## EXERCISE BRIEF
Return every entry exactly as written.

## EXERCISE MATERIAL
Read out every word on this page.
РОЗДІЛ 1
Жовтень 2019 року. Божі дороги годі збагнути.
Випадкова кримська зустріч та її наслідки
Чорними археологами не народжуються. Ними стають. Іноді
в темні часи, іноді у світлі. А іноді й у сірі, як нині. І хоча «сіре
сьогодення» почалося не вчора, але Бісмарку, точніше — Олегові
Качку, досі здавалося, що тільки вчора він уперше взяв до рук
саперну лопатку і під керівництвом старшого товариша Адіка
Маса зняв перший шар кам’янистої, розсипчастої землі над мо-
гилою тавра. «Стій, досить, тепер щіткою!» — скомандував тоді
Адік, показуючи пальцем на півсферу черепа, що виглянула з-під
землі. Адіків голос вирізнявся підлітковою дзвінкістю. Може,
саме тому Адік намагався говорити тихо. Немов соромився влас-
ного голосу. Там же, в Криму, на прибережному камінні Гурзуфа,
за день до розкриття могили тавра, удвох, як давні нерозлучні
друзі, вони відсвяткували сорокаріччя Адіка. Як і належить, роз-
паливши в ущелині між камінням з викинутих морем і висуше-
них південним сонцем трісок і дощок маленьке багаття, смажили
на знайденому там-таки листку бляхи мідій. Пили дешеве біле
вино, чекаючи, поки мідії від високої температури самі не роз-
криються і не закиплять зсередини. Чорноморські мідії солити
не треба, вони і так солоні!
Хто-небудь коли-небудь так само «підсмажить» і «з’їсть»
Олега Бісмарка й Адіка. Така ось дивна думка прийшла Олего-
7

## COMPLETE OUTPUT
Read out every word on this page.
РОЗДІЛ 1
Жовтень 2019 року. Божі дороги годі збагнути.
Випадкова кримська зустріч та її наслідки
Чорними археологами не народжуються. Ними стають. Іноді
в темні часи, іноді у світлі. А іноді й у сірі, як нині. І хоча «сіре
сьогодення» почалося не вчора, але Бісмарку, точніше — Олегові
Качку, досі здавалося, що тільки вчора він уперше взяв до рук
саперну лопатку і під керівництвом старшого товариша Адіка
Маса зняв перший шар кам’янистої, розсипчастої землі над мо-
гилою тавра. «Стій, досить, тепер щіткою!» — скомандував тоді
Адік, показуючи пальцем на півсферу черепа, що виглянула з-під
землі. Адіків голос вирізнявся підлітковою дзвінкістю. Може,
саме тому Адік намагався говорити тихо. Немов соромився влас-
ного голосу. Там же, в Криму, на прибережному камінні Гурзуфа,
за день до розкриття могили тавра, удвох, як давні нерозлучні
друзі, вони відсвяткували сорокаріччя Адіка. Як і належить, роз-
паливши в ущелині між камінням з викинутих морем і висуше-
них південним сонцем трісок і дощок маленьке багаття, смажили
на знайденому там-таки листку бляхи мідій. Пили дешеве біле
вино, чекаючи, поки мідії від високої температури самі не роз-
криються і не закиплять зсередини. Чорноморські мідії солити
не треба, вони і так солоні!
Хто-небудь коли-небудь так само «підсмажить» і «з’їсть»
Олега Бісмарка й Адіка. Така ось дивна думка прийшла Олего-
7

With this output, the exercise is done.